§ **AIM OF THE EXERCISE**:
Drop the pictures from the entries below, then reproduce the rest exactly.

-- Begin DATASET ENTRIES --

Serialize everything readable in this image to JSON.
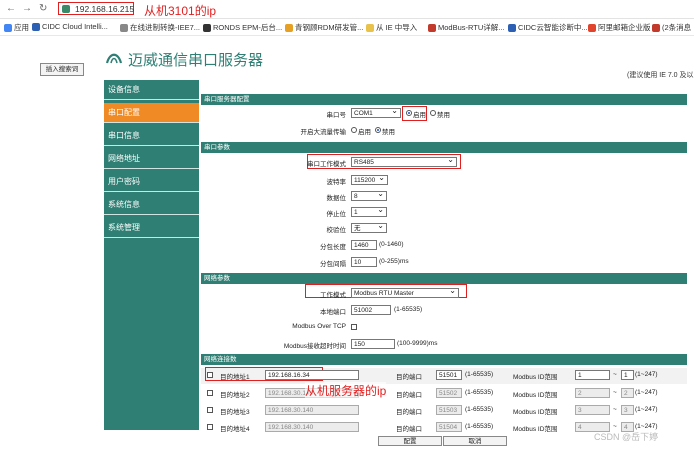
{
  "browser": {
    "address": "192.168.16.215",
    "annotation_top": "从机3101的ip",
    "bookmarks": [
      {
        "label": "应用",
        "color": "#4285f4"
      },
      {
        "label": "CIDC Cloud Intelli...",
        "color": "#2d5fb3"
      },
      {
        "label": "在线进制转换-IEE7...",
        "color": "#888888"
      },
      {
        "label": "RONDS EPM-后台...",
        "color": "#333333"
      },
      {
        "label": "青钢顾RDM研发管...",
        "color": "#e6a023"
      },
      {
        "label": "从 IE 中导入",
        "color": "#e8c24a"
      },
      {
        "label": "ModBus-RTU详解...",
        "color": "#c23a2b"
      },
      {
        "label": "CIDC云智能诊断中...",
        "color": "#2d5fb3"
      },
      {
        "label": "阿里邮箱企业版",
        "color": "#e0442c"
      },
      {
        "label": "(2条消息",
        "color": "#c23a2b"
      }
    ]
  },
  "page": {
    "search_button": "插入搜索词",
    "site_title": "迈威通信串口服务器",
    "ie_note": "(建议使用 IE 7.0 及以",
    "brand_color": "#2f7f74",
    "active_color": "#f08a24"
  },
  "sidebar": {
    "items": [
      "设备信息",
      "串口配置",
      "串口信息",
      "网络地址",
      "用户密码",
      "系统信息",
      "系统管理"
    ],
    "active_index": 1
  },
  "serial_config": {
    "section_title": "串口服务器配置",
    "port_label": "串口号",
    "port_value": "COM1",
    "enable_label": "启用",
    "disable_label": "禁用",
    "flow_label": "开启大流量传输",
    "flow_on": "启用",
    "flow_off": "禁用"
  },
  "serial_params": {
    "section_title": "串口参数",
    "mode_label": "串口工作模式",
    "mode_value": "RS485",
    "baud_label": "波特率",
    "baud_value": "115200",
    "databits_label": "数据位",
    "databits_value": "8",
    "stopbits_label": "停止位",
    "stopbits_value": "1",
    "parity_label": "校验位",
    "parity_value": "无",
    "pktlen_label": "分包长度",
    "pktlen_value": "1460",
    "pktlen_hint": "(0-1460)",
    "pktgap_label": "分包间隔",
    "pktgap_value": "10",
    "pktgap_hint": "(0-255)ms"
  },
  "network_params": {
    "section_title": "网络参数",
    "workmode_label": "工作模式",
    "workmode_value": "Modbus RTU Master",
    "localport_label": "本地端口",
    "localport_value": "51002",
    "localport_hint": "(1-65535)",
    "tcp_label": "Modbus Over TCP",
    "timeout_label": "Modbus接收超时时间",
    "timeout_value": "150",
    "timeout_hint": "(100-9999)ms"
  },
  "connections": {
    "section_title": "网络连接数",
    "dest_port_label": "目的端口",
    "port_hint": "(1-65535)",
    "id_label": "Modbus ID范围",
    "id_hint": "(1~247)",
    "tilde": "~",
    "rows": [
      {
        "label": "目的地址1",
        "ip": "192.168.16.34",
        "port": "51501",
        "id_from": "1",
        "id_to": "1"
      },
      {
        "label": "目的地址2",
        "ip": "192.168.30.140",
        "port": "51502",
        "id_from": "2",
        "id_to": "2"
      },
      {
        "label": "目的地址3",
        "ip": "192.168.30.140",
        "port": "51503",
        "id_from": "3",
        "id_to": "3"
      },
      {
        "label": "目的地址4",
        "ip": "192.168.30.140",
        "port": "51504",
        "id_from": "4",
        "id_to": "4"
      }
    ],
    "annotation": "从机服务器的ip"
  },
  "actions": {
    "save": "配置",
    "cancel": "取消"
  },
  "watermark": "CSDN @岳下婷"
}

-- End DATASET ENTRIES --

§ **RESPONSE TO THE TASK**:
Serialize everything readable in this image to JSON.
{
  "browser": {
    "address": "192.168.16.215",
    "annotation_top": "从机3101的ip",
    "bookmarks": [
      {
        "label": "应用",
        "color": "#4285f4"
      },
      {
        "label": "CIDC Cloud Intelli...",
        "color": "#2d5fb3"
      },
      {
        "label": "在线进制转换-IEE7...",
        "color": "#888888"
      },
      {
        "label": "RONDS EPM-后台...",
        "color": "#333333"
      },
      {
        "label": "青钢顾RDM研发管...",
        "color": "#e6a023"
      },
      {
        "label": "从 IE 中导入",
        "color": "#e8c24a"
      },
      {
        "label": "ModBus-RTU详解...",
        "color": "#c23a2b"
      },
      {
        "label": "CIDC云智能诊断中...",
        "color": "#2d5fb3"
      },
      {
        "label": "阿里邮箱企业版",
        "color": "#e0442c"
      },
      {
        "label": "(2条消息",
        "color": "#c23a2b"
      }
    ]
  },
  "page": {
    "search_button": "插入搜索词",
    "site_title": "迈威通信串口服务器",
    "ie_note": "(建议使用 IE 7.0 及以",
    "brand_color": "#2f7f74",
    "active_color": "#f08a24"
  },
  "sidebar": {
    "items": [
      "设备信息",
      "串口配置",
      "串口信息",
      "网络地址",
      "用户密码",
      "系统信息",
      "系统管理"
    ],
    "active_index": 1
  },
  "serial_config": {
    "section_title": "串口服务器配置",
    "port_label": "串口号",
    "port_value": "COM1",
    "enable_label": "启用",
    "disable_label": "禁用",
    "flow_label": "开启大流量传输",
    "flow_on": "启用",
    "flow_off": "禁用"
  },
  "serial_params": {
    "section_title": "串口参数",
    "mode_label": "串口工作模式",
    "mode_value": "RS485",
    "baud_label": "波特率",
    "baud_value": "115200",
    "databits_label": "数据位",
    "databits_value": "8",
    "stopbits_label": "停止位",
    "stopbits_value": "1",
    "parity_label": "校验位",
    "parity_value": "无",
    "pktlen_label": "分包长度",
    "pktlen_value": "1460",
    "pktlen_hint": "(0-1460)",
    "pktgap_label": "分包间隔",
    "pktgap_value": "10",
    "pktgap_hint": "(0-255)ms"
  },
  "network_params": {
    "section_title": "网络参数",
    "workmode_label": "工作模式",
    "workmode_value": "Modbus RTU Master",
    "localport_label": "本地端口",
    "localport_value": "51002",
    "localport_hint": "(1-65535)",
    "tcp_label": "Modbus Over TCP",
    "timeout_label": "Modbus接收超时时间",
    "timeout_value": "150",
    "timeout_hint": "(100-9999)ms"
  },
  "connections": {
    "section_title": "网络连接数",
    "dest_port_label": "目的端口",
    "port_hint": "(1-65535)",
    "id_label": "Modbus ID范围",
    "id_hint": "(1~247)",
    "tilde": "~",
    "rows": [
      {
        "label": "目的地址1",
        "ip": "192.168.16.34",
        "port": "51501",
        "id_from": "1",
        "id_to": "1"
      },
      {
        "label": "目的地址2",
        "ip": "192.168.30.140",
        "port": "51502",
        "id_from": "2",
        "id_to": "2"
      },
      {
        "label": "目的地址3",
        "ip": "192.168.30.140",
        "port": "51503",
        "id_from": "3",
        "id_to": "3"
      },
      {
        "label": "目的地址4",
        "ip": "192.168.30.140",
        "port": "51504",
        "id_from": "4",
        "id_to": "4"
      }
    ],
    "annotation": "从机服务器的ip"
  },
  "actions": {
    "save": "配置",
    "cancel": "取消"
  },
  "watermark": "CSDN @岳下婷"
}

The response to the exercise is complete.